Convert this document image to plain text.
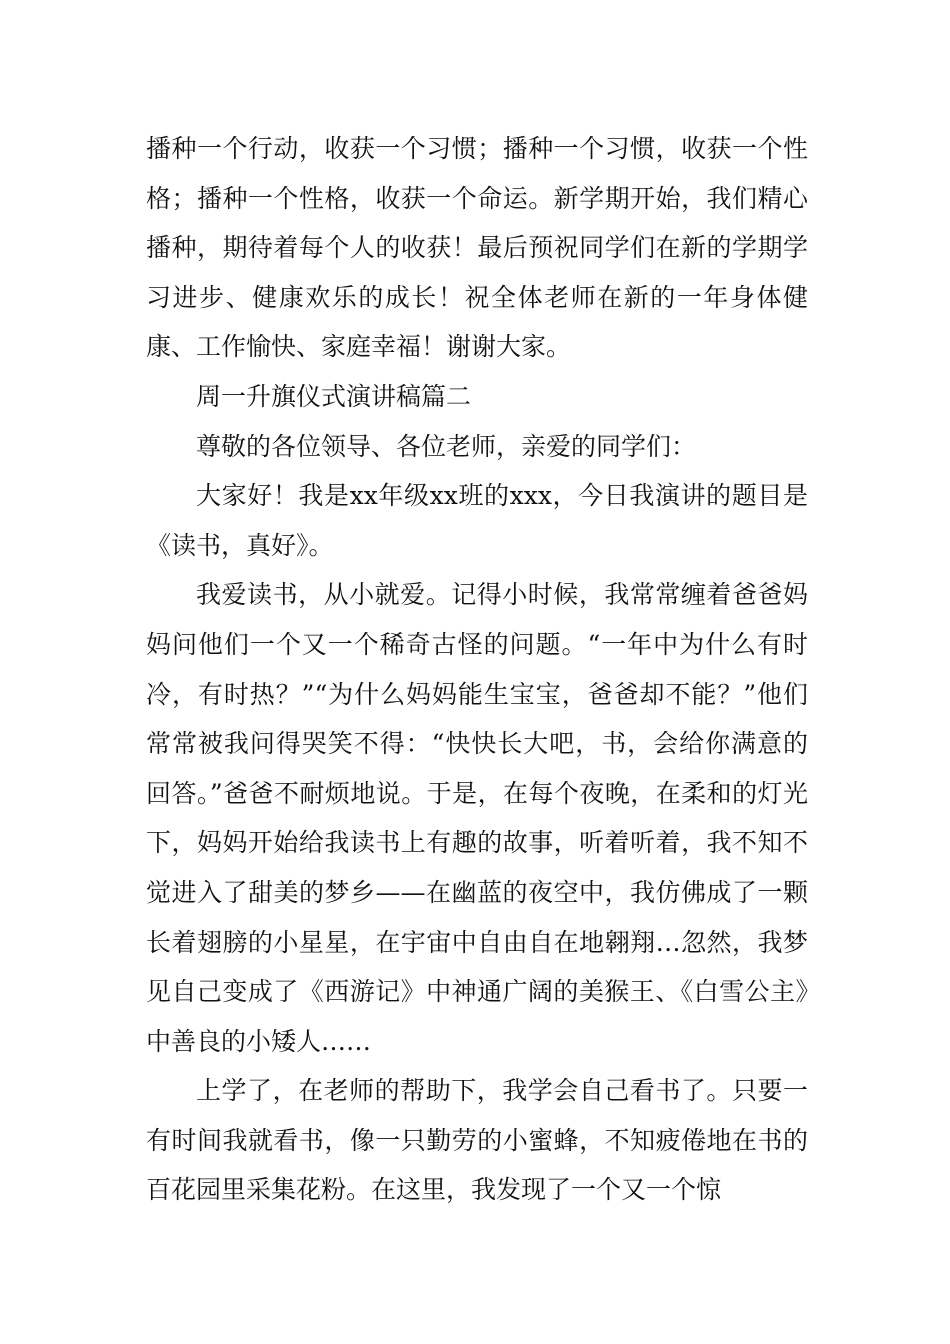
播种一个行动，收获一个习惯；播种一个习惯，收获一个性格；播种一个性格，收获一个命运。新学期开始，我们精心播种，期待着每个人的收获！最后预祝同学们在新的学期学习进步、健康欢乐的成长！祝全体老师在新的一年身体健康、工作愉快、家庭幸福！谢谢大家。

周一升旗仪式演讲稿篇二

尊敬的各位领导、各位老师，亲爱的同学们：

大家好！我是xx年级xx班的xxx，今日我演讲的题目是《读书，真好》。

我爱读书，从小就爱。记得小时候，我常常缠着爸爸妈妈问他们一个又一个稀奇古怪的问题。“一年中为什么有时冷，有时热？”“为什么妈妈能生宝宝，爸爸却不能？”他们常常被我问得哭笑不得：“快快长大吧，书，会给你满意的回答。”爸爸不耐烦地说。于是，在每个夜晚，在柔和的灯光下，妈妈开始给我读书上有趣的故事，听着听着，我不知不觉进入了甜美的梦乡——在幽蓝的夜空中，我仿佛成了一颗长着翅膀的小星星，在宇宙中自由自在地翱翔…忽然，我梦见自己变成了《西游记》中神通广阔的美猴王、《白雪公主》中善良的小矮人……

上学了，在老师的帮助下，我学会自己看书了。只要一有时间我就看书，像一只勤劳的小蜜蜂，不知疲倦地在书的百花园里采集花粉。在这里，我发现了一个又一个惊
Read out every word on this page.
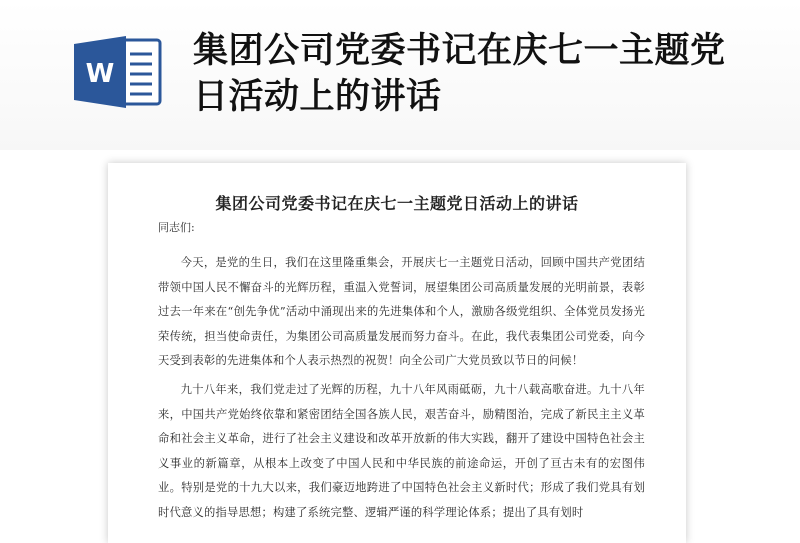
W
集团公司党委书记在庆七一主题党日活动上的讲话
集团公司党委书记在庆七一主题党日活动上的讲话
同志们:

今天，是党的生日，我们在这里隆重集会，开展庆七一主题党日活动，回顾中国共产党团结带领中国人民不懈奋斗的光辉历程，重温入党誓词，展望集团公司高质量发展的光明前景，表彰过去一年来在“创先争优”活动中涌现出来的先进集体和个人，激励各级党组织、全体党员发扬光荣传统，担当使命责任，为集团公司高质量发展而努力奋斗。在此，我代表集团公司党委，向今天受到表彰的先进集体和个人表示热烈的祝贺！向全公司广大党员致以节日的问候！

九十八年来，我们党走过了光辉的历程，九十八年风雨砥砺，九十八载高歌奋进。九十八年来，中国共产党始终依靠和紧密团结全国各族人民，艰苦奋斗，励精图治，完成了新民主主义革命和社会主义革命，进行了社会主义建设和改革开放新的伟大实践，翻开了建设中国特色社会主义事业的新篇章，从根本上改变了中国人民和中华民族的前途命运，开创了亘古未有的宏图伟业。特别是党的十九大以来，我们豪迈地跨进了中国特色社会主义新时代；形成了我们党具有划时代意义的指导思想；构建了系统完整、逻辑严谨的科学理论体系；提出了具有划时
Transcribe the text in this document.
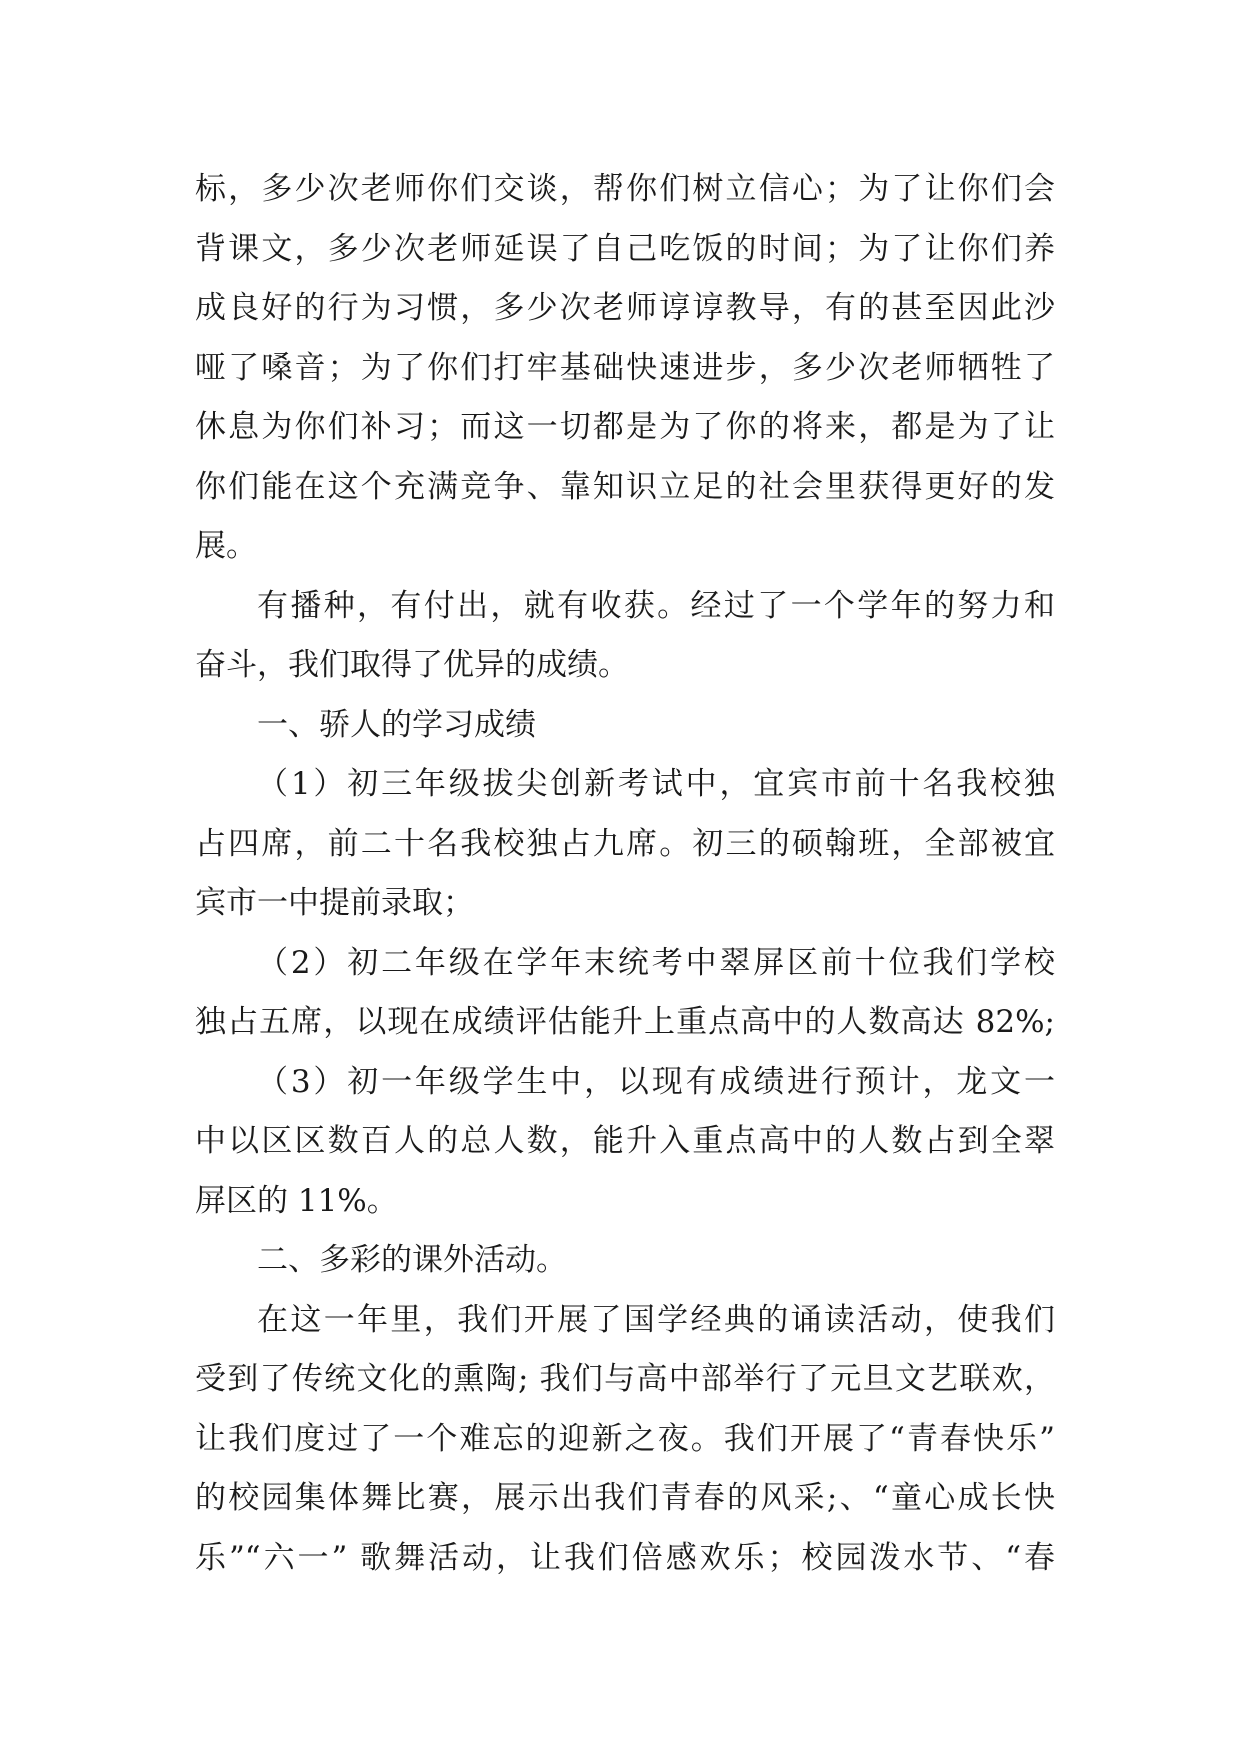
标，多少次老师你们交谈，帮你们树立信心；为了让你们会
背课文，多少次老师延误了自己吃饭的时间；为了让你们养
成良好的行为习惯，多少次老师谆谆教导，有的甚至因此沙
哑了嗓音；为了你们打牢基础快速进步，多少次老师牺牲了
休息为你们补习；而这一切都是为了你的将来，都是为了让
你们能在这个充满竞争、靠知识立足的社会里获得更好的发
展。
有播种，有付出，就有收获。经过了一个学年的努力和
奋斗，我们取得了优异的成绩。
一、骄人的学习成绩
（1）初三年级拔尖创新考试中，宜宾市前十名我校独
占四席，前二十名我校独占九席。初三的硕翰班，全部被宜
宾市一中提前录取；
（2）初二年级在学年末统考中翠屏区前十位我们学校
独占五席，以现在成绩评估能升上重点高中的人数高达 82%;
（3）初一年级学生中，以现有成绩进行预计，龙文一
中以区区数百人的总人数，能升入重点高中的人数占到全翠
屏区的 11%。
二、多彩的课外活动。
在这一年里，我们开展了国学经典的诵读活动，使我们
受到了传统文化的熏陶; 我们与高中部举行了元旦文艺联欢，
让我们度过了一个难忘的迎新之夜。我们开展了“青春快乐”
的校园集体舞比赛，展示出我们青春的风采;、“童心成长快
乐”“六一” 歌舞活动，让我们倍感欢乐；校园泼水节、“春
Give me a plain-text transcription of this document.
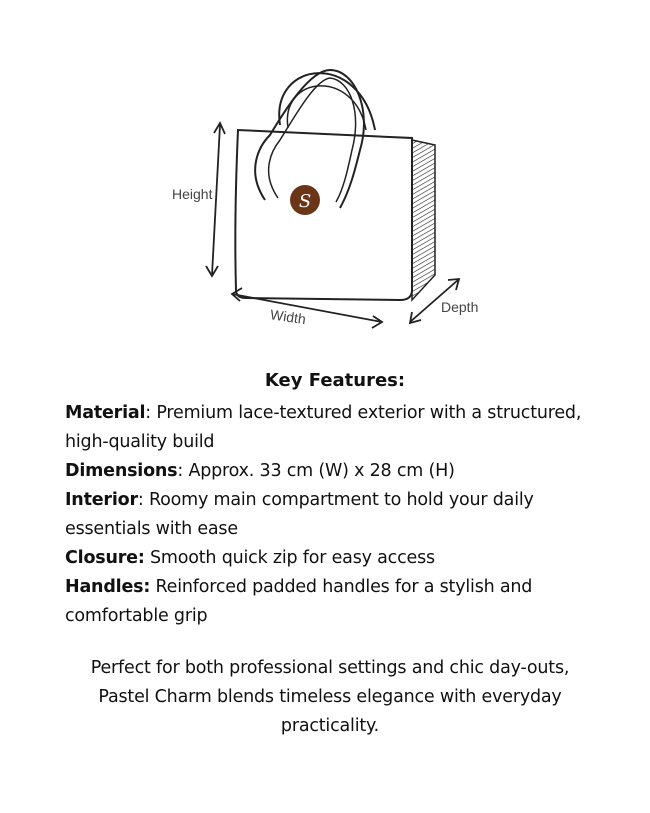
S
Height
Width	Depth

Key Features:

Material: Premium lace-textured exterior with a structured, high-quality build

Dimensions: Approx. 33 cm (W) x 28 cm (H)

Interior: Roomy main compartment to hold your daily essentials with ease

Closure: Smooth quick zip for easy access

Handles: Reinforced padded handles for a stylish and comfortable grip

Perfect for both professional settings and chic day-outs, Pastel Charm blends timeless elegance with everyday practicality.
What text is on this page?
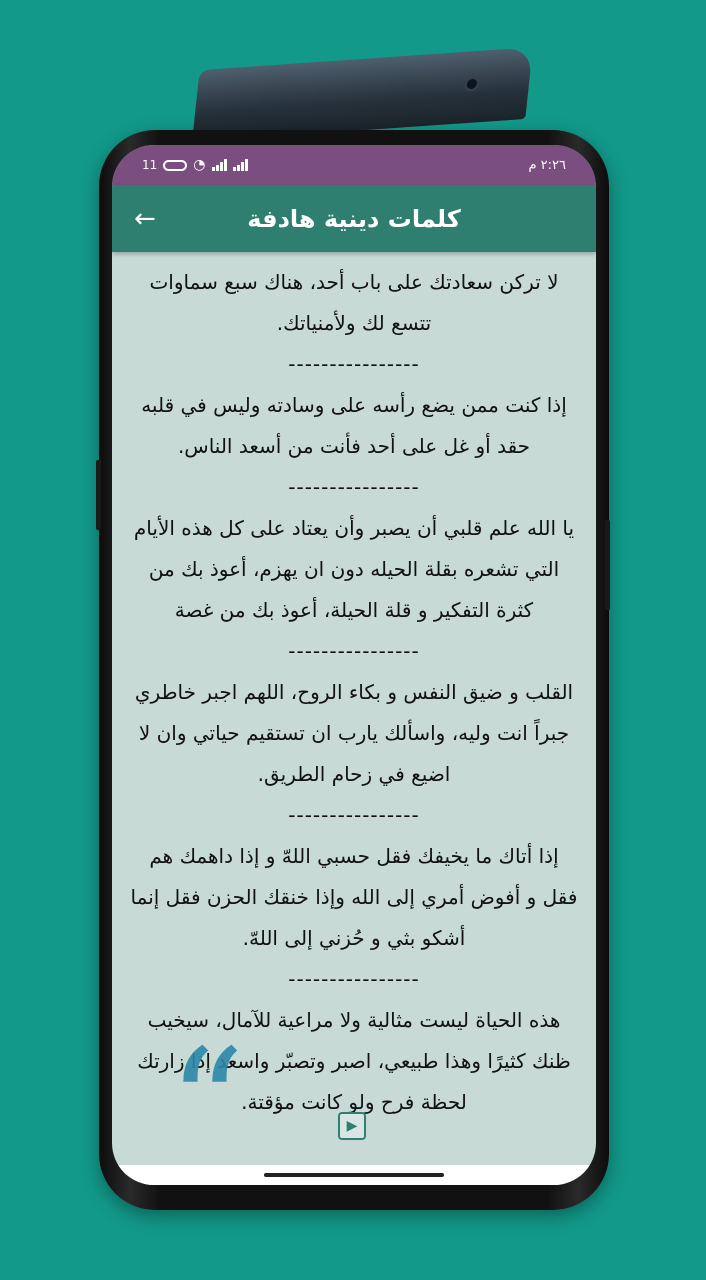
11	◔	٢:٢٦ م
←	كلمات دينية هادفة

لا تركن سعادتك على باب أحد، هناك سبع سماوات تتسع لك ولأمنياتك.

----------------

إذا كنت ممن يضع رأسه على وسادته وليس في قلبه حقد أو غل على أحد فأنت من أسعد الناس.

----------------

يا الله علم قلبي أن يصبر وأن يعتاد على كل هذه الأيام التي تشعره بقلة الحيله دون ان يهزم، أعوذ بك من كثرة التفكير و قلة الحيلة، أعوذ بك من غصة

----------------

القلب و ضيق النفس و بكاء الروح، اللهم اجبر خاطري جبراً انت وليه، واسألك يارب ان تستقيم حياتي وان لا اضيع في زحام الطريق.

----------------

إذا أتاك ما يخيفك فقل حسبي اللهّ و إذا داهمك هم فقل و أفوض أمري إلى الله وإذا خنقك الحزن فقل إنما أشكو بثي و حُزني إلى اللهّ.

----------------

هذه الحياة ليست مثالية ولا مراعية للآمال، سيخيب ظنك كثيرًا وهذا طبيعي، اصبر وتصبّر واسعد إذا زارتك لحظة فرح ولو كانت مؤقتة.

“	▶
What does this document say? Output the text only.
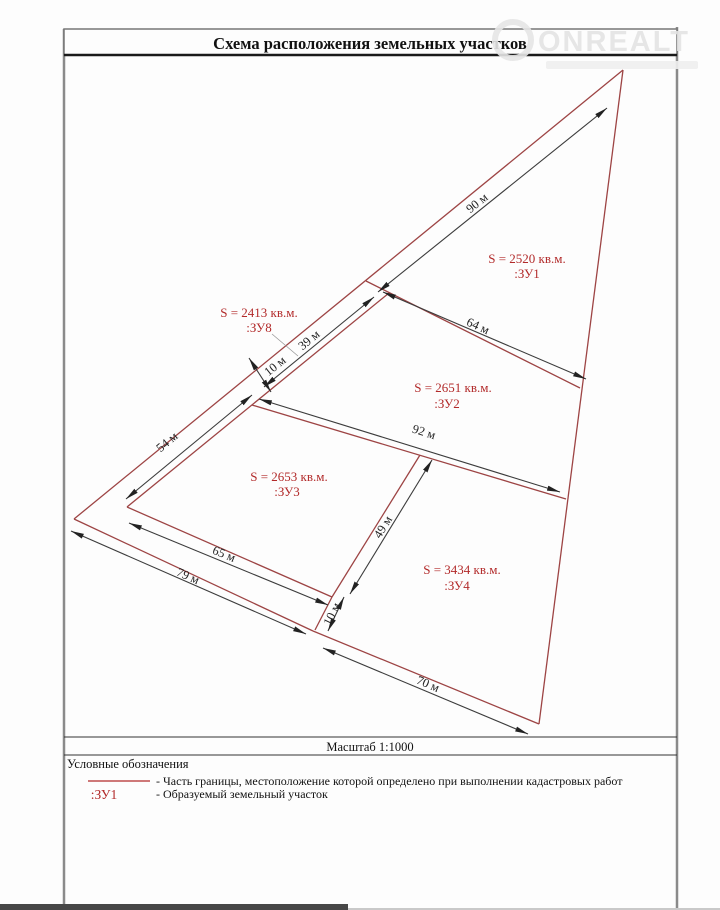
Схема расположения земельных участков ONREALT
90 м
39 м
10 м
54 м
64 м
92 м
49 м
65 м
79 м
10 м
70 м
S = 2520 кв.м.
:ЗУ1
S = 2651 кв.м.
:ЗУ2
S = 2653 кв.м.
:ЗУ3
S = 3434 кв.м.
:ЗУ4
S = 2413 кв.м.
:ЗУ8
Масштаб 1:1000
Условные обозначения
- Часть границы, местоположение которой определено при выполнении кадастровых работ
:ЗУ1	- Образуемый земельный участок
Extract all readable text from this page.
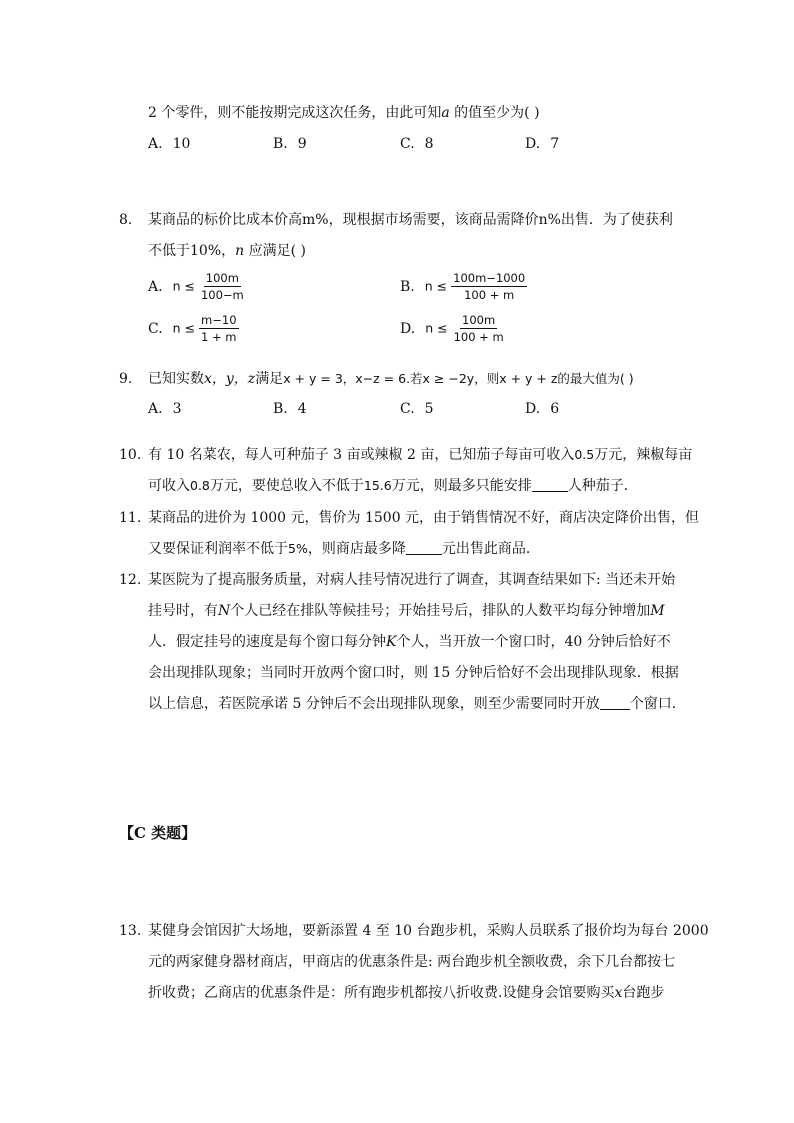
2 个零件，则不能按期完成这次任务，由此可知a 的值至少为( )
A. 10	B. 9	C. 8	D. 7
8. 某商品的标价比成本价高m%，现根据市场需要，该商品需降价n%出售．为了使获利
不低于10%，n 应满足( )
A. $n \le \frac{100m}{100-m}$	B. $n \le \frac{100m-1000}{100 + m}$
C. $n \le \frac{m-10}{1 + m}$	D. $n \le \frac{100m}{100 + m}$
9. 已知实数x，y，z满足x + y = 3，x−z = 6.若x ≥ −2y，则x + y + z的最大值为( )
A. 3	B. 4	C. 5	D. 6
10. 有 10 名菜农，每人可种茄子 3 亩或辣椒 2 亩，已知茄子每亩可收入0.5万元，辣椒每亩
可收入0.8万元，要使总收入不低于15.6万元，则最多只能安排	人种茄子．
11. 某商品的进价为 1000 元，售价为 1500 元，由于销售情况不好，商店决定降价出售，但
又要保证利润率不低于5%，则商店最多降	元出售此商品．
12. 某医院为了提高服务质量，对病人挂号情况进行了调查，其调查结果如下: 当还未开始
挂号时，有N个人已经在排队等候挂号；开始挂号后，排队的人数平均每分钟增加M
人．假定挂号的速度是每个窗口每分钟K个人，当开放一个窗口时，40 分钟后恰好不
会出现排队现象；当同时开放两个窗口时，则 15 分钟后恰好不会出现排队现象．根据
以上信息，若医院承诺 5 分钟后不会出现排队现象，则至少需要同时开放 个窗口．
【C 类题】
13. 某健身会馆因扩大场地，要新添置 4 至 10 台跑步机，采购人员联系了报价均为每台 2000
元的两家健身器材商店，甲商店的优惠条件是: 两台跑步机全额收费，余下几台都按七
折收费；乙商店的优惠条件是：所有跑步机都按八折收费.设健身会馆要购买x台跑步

=====

- _What is asked_
Leave out every picture and copy verbatim the lines running from the line containing "What does this" through the final line of the data.

- _Expected answer_
What does this document say? Output the text only.
Схема расположения земельных участков ONREALT
90 м
39 м
10 м
54 м
64 м
92 м
49 м
65 м
79 м
10 м
70 м
S = 2520 кв.м.
:ЗУ1
S = 2651 кв.м.
:ЗУ2
S = 2653 кв.м.
:ЗУ3
S = 3434 кв.м.
:ЗУ4
S = 2413 кв.м.
:ЗУ8
Масштаб 1:1000
Условные обозначения
- Часть границы, местоположение которой определено при выполнении кадастровых работ
:ЗУ1	- Образуемый земельный участок
Extract all readable text from this page.
2 个零件，则不能按期完成这次任务，由此可知a 的值至少为( )
A. 10	B. 9	C. 8	D. 7
8. 某商品的标价比成本价高m%，现根据市场需要，该商品需降价n%出售．为了使获利
不低于10%，n 应满足( )
A. $n \le \frac{100m}{100-m}$	B. $n \le \frac{100m-1000}{100 + m}$
C. $n \le \frac{m-10}{1 + m}$	D. $n \le \frac{100m}{100 + m}$
9. 已知实数x，y，z满足x + y = 3，x−z = 6.若x ≥ −2y，则x + y + z的最大值为( )
A. 3	B. 4	C. 5	D. 6
10. 有 10 名菜农，每人可种茄子 3 亩或辣椒 2 亩，已知茄子每亩可收入0.5万元，辣椒每亩
可收入0.8万元，要使总收入不低于15.6万元，则最多只能安排	人种茄子．
11. 某商品的进价为 1000 元，售价为 1500 元，由于销售情况不好，商店决定降价出售，但
又要保证利润率不低于5%，则商店最多降	元出售此商品．
12. 某医院为了提高服务质量，对病人挂号情况进行了调查，其调查结果如下: 当还未开始
挂号时，有N个人已经在排队等候挂号；开始挂号后，排队的人数平均每分钟增加M
人．假定挂号的速度是每个窗口每分钟K个人，当开放一个窗口时，40 分钟后恰好不
会出现排队现象；当同时开放两个窗口时，则 15 分钟后恰好不会出现排队现象．根据
以上信息，若医院承诺 5 分钟后不会出现排队现象，则至少需要同时开放 个窗口．
【C 类题】
13. 某健身会馆因扩大场地，要新添置 4 至 10 台跑步机，采购人员联系了报价均为每台 2000
元的两家健身器材商店，甲商店的优惠条件是: 两台跑步机全额收费，余下几台都按七
折收费；乙商店的优惠条件是：所有跑步机都按八折收费.设健身会馆要购买x台跑步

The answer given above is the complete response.